__Task requirements__
Without the pictures, output the records below word for word.

__Exercise data__
☆ ☆ ☆ ☆

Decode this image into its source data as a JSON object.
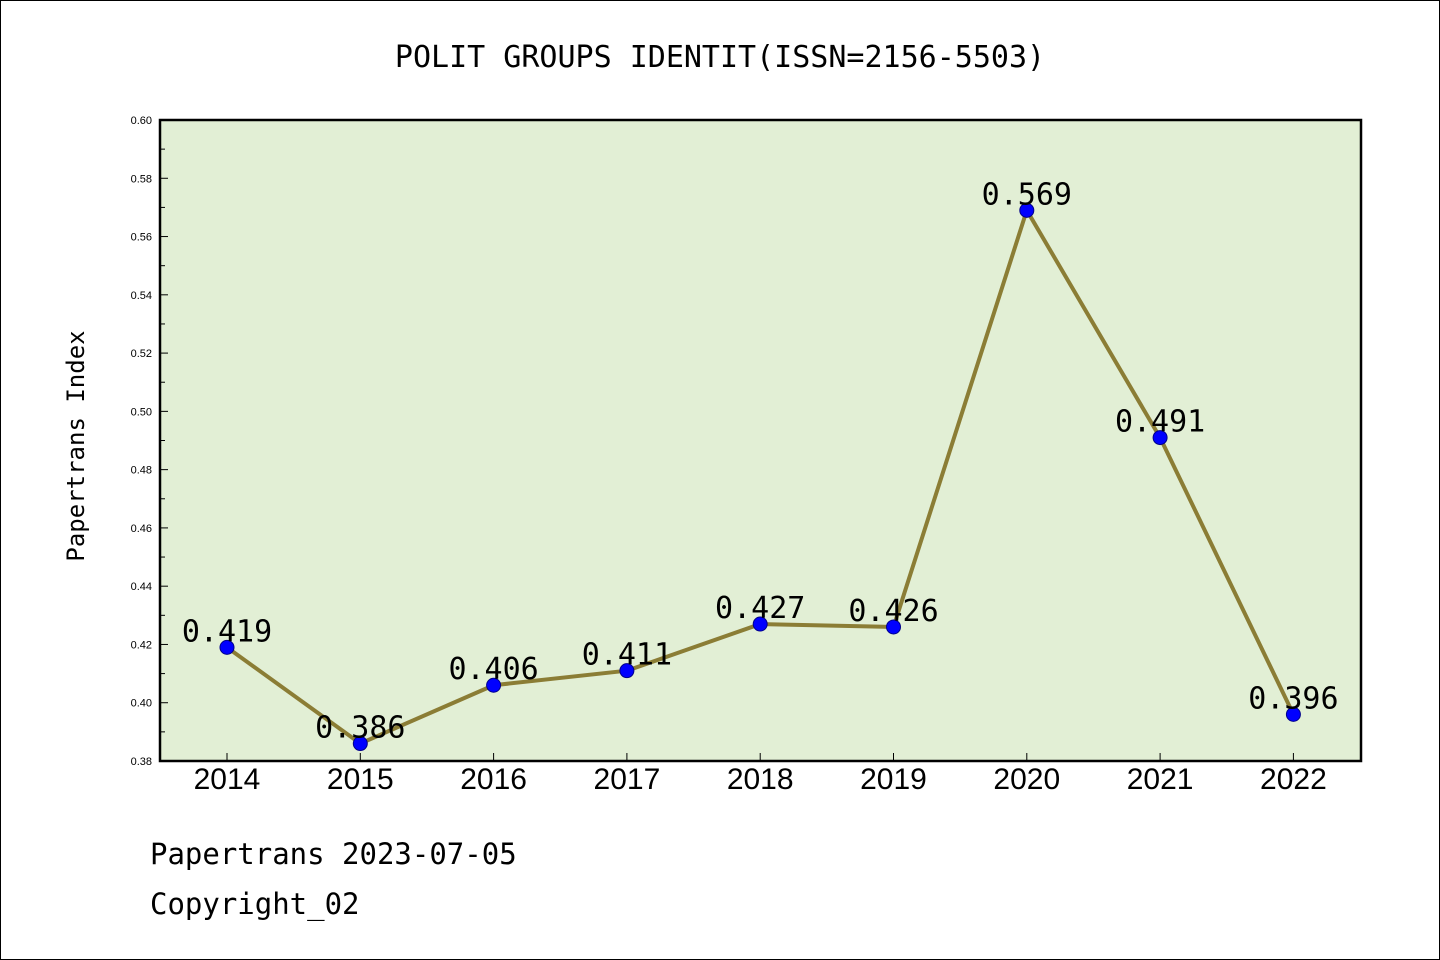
{
  "colors": {
    "plot_background": "#e2efd5",
    "line": "#8b7d35",
    "marker_fill": "#0000ff",
    "marker_edge": "#00008b",
    "text": "#000000"
  },
  "footer": {
    "line1": "Papertrans 2023-07-05",
    "line2": "Copyright_02"
  },
  "chart_data": {
    "type": "line",
    "title": "POLIT GROUPS IDENTIT(ISSN=2156-5503)",
    "xlabel": "",
    "ylabel": "Papertrans Index",
    "categories": [
      "2014",
      "2015",
      "2016",
      "2017",
      "2018",
      "2019",
      "2020",
      "2021",
      "2022"
    ],
    "values": [
      0.419,
      0.386,
      0.406,
      0.411,
      0.427,
      0.426,
      0.569,
      0.491,
      0.396
    ],
    "data_labels": [
      "0.419",
      "0.386",
      "0.406",
      "0.411",
      "0.427",
      "0.426",
      "0.569",
      "0.491",
      "0.396"
    ],
    "ylim": [
      0.38,
      0.6
    ],
    "yticks": [
      "0.38",
      "0.40",
      "0.42",
      "0.44",
      "0.46",
      "0.48",
      "0.50",
      "0.52",
      "0.54",
      "0.56",
      "0.58",
      "0.60"
    ],
    "grid": false,
    "legend": "none"
  }
}
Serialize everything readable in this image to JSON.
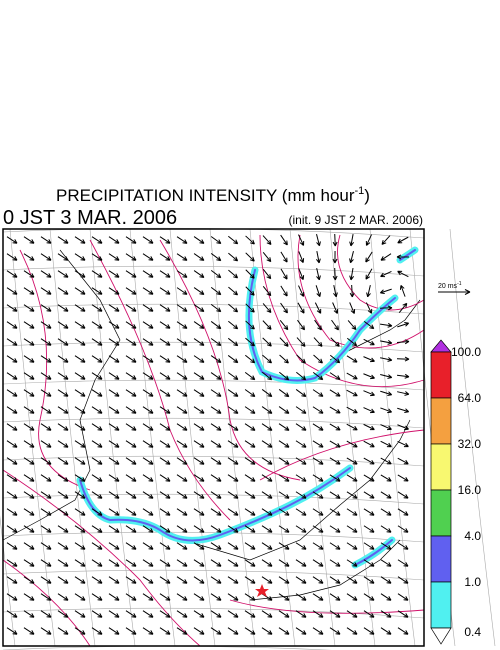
{
  "title": {
    "text": "PRECIPITATION INTENSITY (mm hour",
    "exponent": "-1",
    "close": ")"
  },
  "valid_time": "0 JST 3 MAR. 2006",
  "init_time": "(init. 9 JST 2 MAR. 2006)",
  "reference_vector": {
    "label": "20 ms",
    "exponent": "-1"
  },
  "colorbar": {
    "levels": [
      "100.0",
      "64.0",
      "32.0",
      "16.0",
      "4.0",
      "1.0",
      "0.4"
    ],
    "colors": [
      "#b030e0",
      "#e8202a",
      "#f4a040",
      "#f8f870",
      "#50d050",
      "#6060f0",
      "#50f0f0",
      "#ffffff"
    ]
  }
}
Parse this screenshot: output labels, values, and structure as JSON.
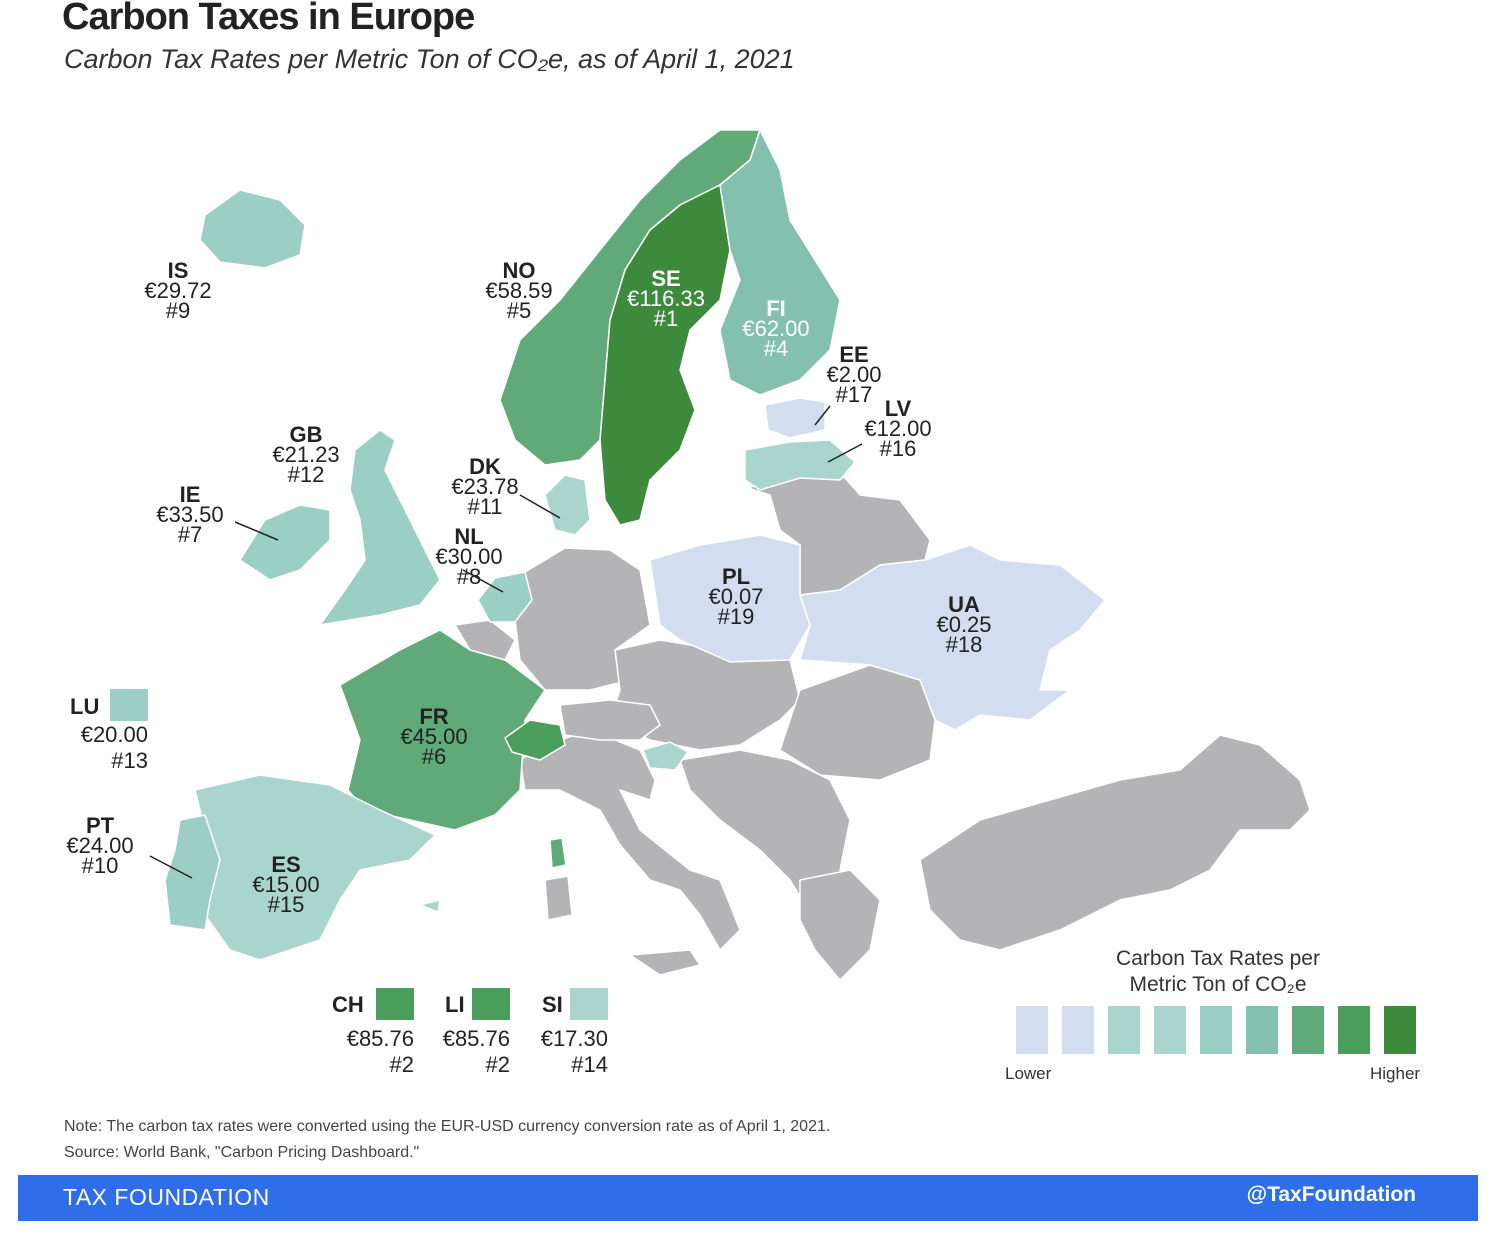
{
  "title": "Carbon Taxes in Europe",
  "subtitle": "Carbon Tax Rates per Metric Ton of CO₂e, as of April 1, 2021",
  "colors": {
    "no_tax": "#b4b4b6",
    "tier1": "#d2def0",
    "tier2": "#aad5cc",
    "tier3": "#9ccfc4",
    "tier4": "#84c0ae",
    "tier5": "#5faa78",
    "tier6": "#4b9d5c",
    "tier7": "#3e8a3c",
    "border": "#ffffff",
    "footer": "#2f6ee8"
  },
  "countries": [
    {
      "code": "IS",
      "rate": "€29.72",
      "rank": "#9"
    },
    {
      "code": "NO",
      "rate": "€58.59",
      "rank": "#5"
    },
    {
      "code": "SE",
      "rate": "€116.33",
      "rank": "#1"
    },
    {
      "code": "FI",
      "rate": "€62.00",
      "rank": "#4"
    },
    {
      "code": "EE",
      "rate": "€2.00",
      "rank": "#17"
    },
    {
      "code": "LV",
      "rate": "€12.00",
      "rank": "#16"
    },
    {
      "code": "GB",
      "rate": "€21.23",
      "rank": "#12"
    },
    {
      "code": "DK",
      "rate": "€23.78",
      "rank": "#11"
    },
    {
      "code": "IE",
      "rate": "€33.50",
      "rank": "#7"
    },
    {
      "code": "NL",
      "rate": "€30.00",
      "rank": "#8"
    },
    {
      "code": "PL",
      "rate": "€0.07",
      "rank": "#19"
    },
    {
      "code": "UA",
      "rate": "€0.25",
      "rank": "#18"
    },
    {
      "code": "FR",
      "rate": "€45.00",
      "rank": "#6"
    },
    {
      "code": "PT",
      "rate": "€24.00",
      "rank": "#10"
    },
    {
      "code": "ES",
      "rate": "€15.00",
      "rank": "#15"
    }
  ],
  "insets": [
    {
      "code": "LU",
      "rate": "€20.00",
      "rank": "#13"
    },
    {
      "code": "CH",
      "rate": "€85.76",
      "rank": "#2"
    },
    {
      "code": "LI",
      "rate": "€85.76",
      "rank": "#2"
    },
    {
      "code": "SI",
      "rate": "€17.30",
      "rank": "#14"
    }
  ],
  "legend": {
    "title_line1": "Carbon Tax Rates per",
    "title_line2": "Metric Ton of CO₂e",
    "low": "Lower",
    "high": "Higher",
    "colors": [
      "#d2def0",
      "#d2def0",
      "#aad5cc",
      "#aad5cc",
      "#9ccfc4",
      "#84c0ae",
      "#5faa78",
      "#4b9d5c",
      "#3e8a3c"
    ]
  },
  "note": "Note: The carbon tax rates were converted using the EUR-USD currency conversion rate as of April 1, 2021.",
  "source": "Source: World Bank, \"Carbon Pricing Dashboard.\"",
  "footer": {
    "brand": "TAX FOUNDATION",
    "handle": "@TaxFoundation"
  }
}
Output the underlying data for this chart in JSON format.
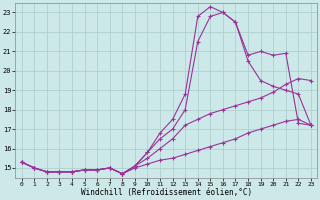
{
  "xlabel": "Windchill (Refroidissement éolien,°C)",
  "xlim": [
    -0.5,
    23.5
  ],
  "ylim": [
    14.5,
    23.5
  ],
  "xticks": [
    0,
    1,
    2,
    3,
    4,
    5,
    6,
    7,
    8,
    9,
    10,
    11,
    12,
    13,
    14,
    15,
    16,
    17,
    18,
    19,
    20,
    21,
    22,
    23
  ],
  "yticks": [
    15,
    16,
    17,
    18,
    19,
    20,
    21,
    22,
    23
  ],
  "bg_color": "#cde8e8",
  "grid_color": "#aacccc",
  "line_color": "#993399",
  "lines": [
    [
      15.3,
      15.0,
      14.8,
      14.8,
      14.8,
      14.9,
      14.9,
      15.0,
      14.7,
      15.1,
      15.8,
      16.8,
      17.5,
      18.8,
      22.8,
      23.3,
      23.0,
      22.5,
      20.8,
      21.0,
      20.8,
      20.9,
      17.3,
      17.2
    ],
    [
      15.3,
      15.0,
      14.8,
      14.8,
      14.8,
      14.9,
      14.9,
      15.0,
      14.7,
      15.1,
      15.8,
      16.5,
      17.0,
      18.0,
      21.5,
      22.8,
      23.0,
      22.5,
      20.5,
      19.5,
      19.2,
      19.0,
      18.8,
      17.2
    ],
    [
      15.3,
      15.0,
      14.8,
      14.8,
      14.8,
      14.9,
      14.9,
      15.0,
      14.7,
      15.1,
      15.5,
      16.0,
      16.5,
      17.2,
      17.5,
      17.8,
      18.0,
      18.2,
      18.4,
      18.6,
      18.9,
      19.3,
      19.6,
      19.5
    ],
    [
      15.3,
      15.0,
      14.8,
      14.8,
      14.8,
      14.9,
      14.9,
      15.0,
      14.7,
      15.0,
      15.2,
      15.4,
      15.5,
      15.7,
      15.9,
      16.1,
      16.3,
      16.5,
      16.8,
      17.0,
      17.2,
      17.4,
      17.5,
      17.2
    ]
  ],
  "x": [
    0,
    1,
    2,
    3,
    4,
    5,
    6,
    7,
    8,
    9,
    10,
    11,
    12,
    13,
    14,
    15,
    16,
    17,
    18,
    19,
    20,
    21,
    22,
    23
  ]
}
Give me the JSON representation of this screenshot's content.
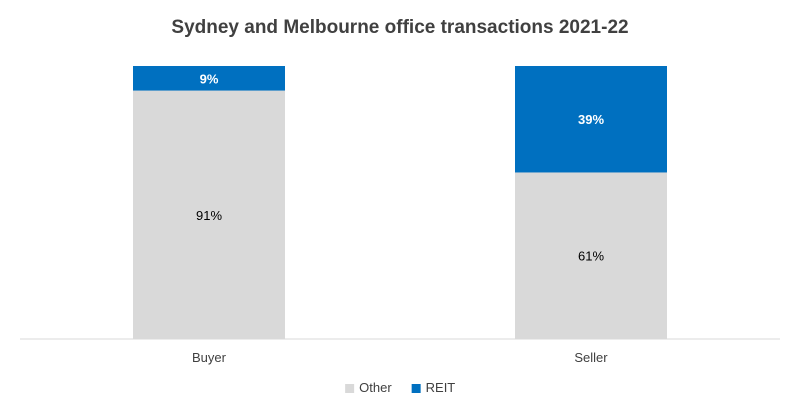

☆ ☆ ☆ ☆

__Output of the exercise__
Decode this image into its source data as a JSON object.
{
  "colors": {
    "plot_background": "#e2efd5",
    "line": "#8b7d35",
    "marker_fill": "#0000ff",
    "marker_edge": "#00008b",
    "text": "#000000"
  },
  "footer": {
    "line1": "Papertrans 2023-07-05",
    "line2": "Copyright_02"
  },
  "chart_data": {
    "type": "line",
    "title": "POLIT GROUPS IDENTIT(ISSN=2156-5503)",
    "xlabel": "",
    "ylabel": "Papertrans Index",
    "categories": [
      "2014",
      "2015",
      "2016",
      "2017",
      "2018",
      "2019",
      "2020",
      "2021",
      "2022"
    ],
    "values": [
      0.419,
      0.386,
      0.406,
      0.411,
      0.427,
      0.426,
      0.569,
      0.491,
      0.396
    ],
    "data_labels": [
      "0.419",
      "0.386",
      "0.406",
      "0.411",
      "0.427",
      "0.426",
      "0.569",
      "0.491",
      "0.396"
    ],
    "ylim": [
      0.38,
      0.6
    ],
    "yticks": [
      "0.38",
      "0.40",
      "0.42",
      "0.44",
      "0.46",
      "0.48",
      "0.50",
      "0.52",
      "0.54",
      "0.56",
      "0.58",
      "0.60"
    ],
    "grid": false,
    "legend": "none"
  }
}
Serialize everything readable in this image to JSON.
{
  "title": {
    "text": "PRECIPITATION INTENSITY (mm hour",
    "exponent": "-1",
    "close": ")"
  },
  "valid_time": "0 JST 3 MAR. 2006",
  "init_time": "(init. 9 JST 2 MAR. 2006)",
  "reference_vector": {
    "label": "20 ms",
    "exponent": "-1"
  },
  "colorbar": {
    "levels": [
      "100.0",
      "64.0",
      "32.0",
      "16.0",
      "4.0",
      "1.0",
      "0.4"
    ],
    "colors": [
      "#b030e0",
      "#e8202a",
      "#f4a040",
      "#f8f870",
      "#50d050",
      "#6060f0",
      "#50f0f0",
      "#ffffff"
    ]
  }
}
Parse this screenshot: output labels, values, and structure as JSON.
{
  "title": "Carbon Taxes in Europe",
  "subtitle": "Carbon Tax Rates per Metric Ton of CO₂e, as of April 1, 2021",
  "colors": {
    "no_tax": "#b4b4b6",
    "tier1": "#d2def0",
    "tier2": "#aad5cc",
    "tier3": "#9ccfc4",
    "tier4": "#84c0ae",
    "tier5": "#5faa78",
    "tier6": "#4b9d5c",
    "tier7": "#3e8a3c",
    "border": "#ffffff",
    "footer": "#2f6ee8"
  },
  "countries": [
    {
      "code": "IS",
      "rate": "€29.72",
      "rank": "#9"
    },
    {
      "code": "NO",
      "rate": "€58.59",
      "rank": "#5"
    },
    {
      "code": "SE",
      "rate": "€116.33",
      "rank": "#1"
    },
    {
      "code": "FI",
      "rate": "€62.00",
      "rank": "#4"
    },
    {
      "code": "EE",
      "rate": "€2.00",
      "rank": "#17"
    },
    {
      "code": "LV",
      "rate": "€12.00",
      "rank": "#16"
    },
    {
      "code": "GB",
      "rate": "€21.23",
      "rank": "#12"
    },
    {
      "code": "DK",
      "rate": "€23.78",
      "rank": "#11"
    },
    {
      "code": "IE",
      "rate": "€33.50",
      "rank": "#7"
    },
    {
      "code": "NL",
      "rate": "€30.00",
      "rank": "#8"
    },
    {
      "code": "PL",
      "rate": "€0.07",
      "rank": "#19"
    },
    {
      "code": "UA",
      "rate": "€0.25",
      "rank": "#18"
    },
    {
      "code": "FR",
      "rate": "€45.00",
      "rank": "#6"
    },
    {
      "code": "PT",
      "rate": "€24.00",
      "rank": "#10"
    },
    {
      "code": "ES",
      "rate": "€15.00",
      "rank": "#15"
    }
  ],
  "insets": [
    {
      "code": "LU",
      "rate": "€20.00",
      "rank": "#13"
    },
    {
      "code": "CH",
      "rate": "€85.76",
      "rank": "#2"
    },
    {
      "code": "LI",
      "rate": "€85.76",
      "rank": "#2"
    },
    {
      "code": "SI",
      "rate": "€17.30",
      "rank": "#14"
    }
  ],
  "legend": {
    "title_line1": "Carbon Tax Rates per",
    "title_line2": "Metric Ton of CO₂e",
    "low": "Lower",
    "high": "Higher",
    "colors": [
      "#d2def0",
      "#d2def0",
      "#aad5cc",
      "#aad5cc",
      "#9ccfc4",
      "#84c0ae",
      "#5faa78",
      "#4b9d5c",
      "#3e8a3c"
    ]
  },
  "note": "Note: The carbon tax rates were converted using the EUR-USD currency conversion rate as of April 1, 2021.",
  "source": "Source: World Bank, \"Carbon Pricing Dashboard.\"",
  "footer": {
    "brand": "TAX FOUNDATION",
    "handle": "@TaxFoundation"
  }
}
Output the underlying data for this chart in JSON format.
{
  "xlabel": "Windchill (Refroidissement éolien,°C)",
  "xlim": [
    -0.5,
    23.5
  ],
  "ylim": [
    14.5,
    23.5
  ],
  "xticks": [
    0,
    1,
    2,
    3,
    4,
    5,
    6,
    7,
    8,
    9,
    10,
    11,
    12,
    13,
    14,
    15,
    16,
    17,
    18,
    19,
    20,
    21,
    22,
    23
  ],
  "yticks": [
    15,
    16,
    17,
    18,
    19,
    20,
    21,
    22,
    23
  ],
  "bg_color": "#cde8e8",
  "grid_color": "#aacccc",
  "line_color": "#993399",
  "lines": [
    [
      15.3,
      15.0,
      14.8,
      14.8,
      14.8,
      14.9,
      14.9,
      15.0,
      14.7,
      15.1,
      15.8,
      16.8,
      17.5,
      18.8,
      22.8,
      23.3,
      23.0,
      22.5,
      20.8,
      21.0,
      20.8,
      20.9,
      17.3,
      17.2
    ],
    [
      15.3,
      15.0,
      14.8,
      14.8,
      14.8,
      14.9,
      14.9,
      15.0,
      14.7,
      15.1,
      15.8,
      16.5,
      17.0,
      18.0,
      21.5,
      22.8,
      23.0,
      22.5,
      20.5,
      19.5,
      19.2,
      19.0,
      18.8,
      17.2
    ],
    [
      15.3,
      15.0,
      14.8,
      14.8,
      14.8,
      14.9,
      14.9,
      15.0,
      14.7,
      15.1,
      15.5,
      16.0,
      16.5,
      17.2,
      17.5,
      17.8,
      18.0,
      18.2,
      18.4,
      18.6,
      18.9,
      19.3,
      19.6,
      19.5
    ],
    [
      15.3,
      15.0,
      14.8,
      14.8,
      14.8,
      14.9,
      14.9,
      15.0,
      14.7,
      15.0,
      15.2,
      15.4,
      15.5,
      15.7,
      15.9,
      16.1,
      16.3,
      16.5,
      16.8,
      17.0,
      17.2,
      17.4,
      17.5,
      17.2
    ]
  ],
  "x": [
    0,
    1,
    2,
    3,
    4,
    5,
    6,
    7,
    8,
    9,
    10,
    11,
    12,
    13,
    14,
    15,
    16,
    17,
    18,
    19,
    20,
    21,
    22,
    23
  ]
}
Give me the JSON representation of this screenshot's content.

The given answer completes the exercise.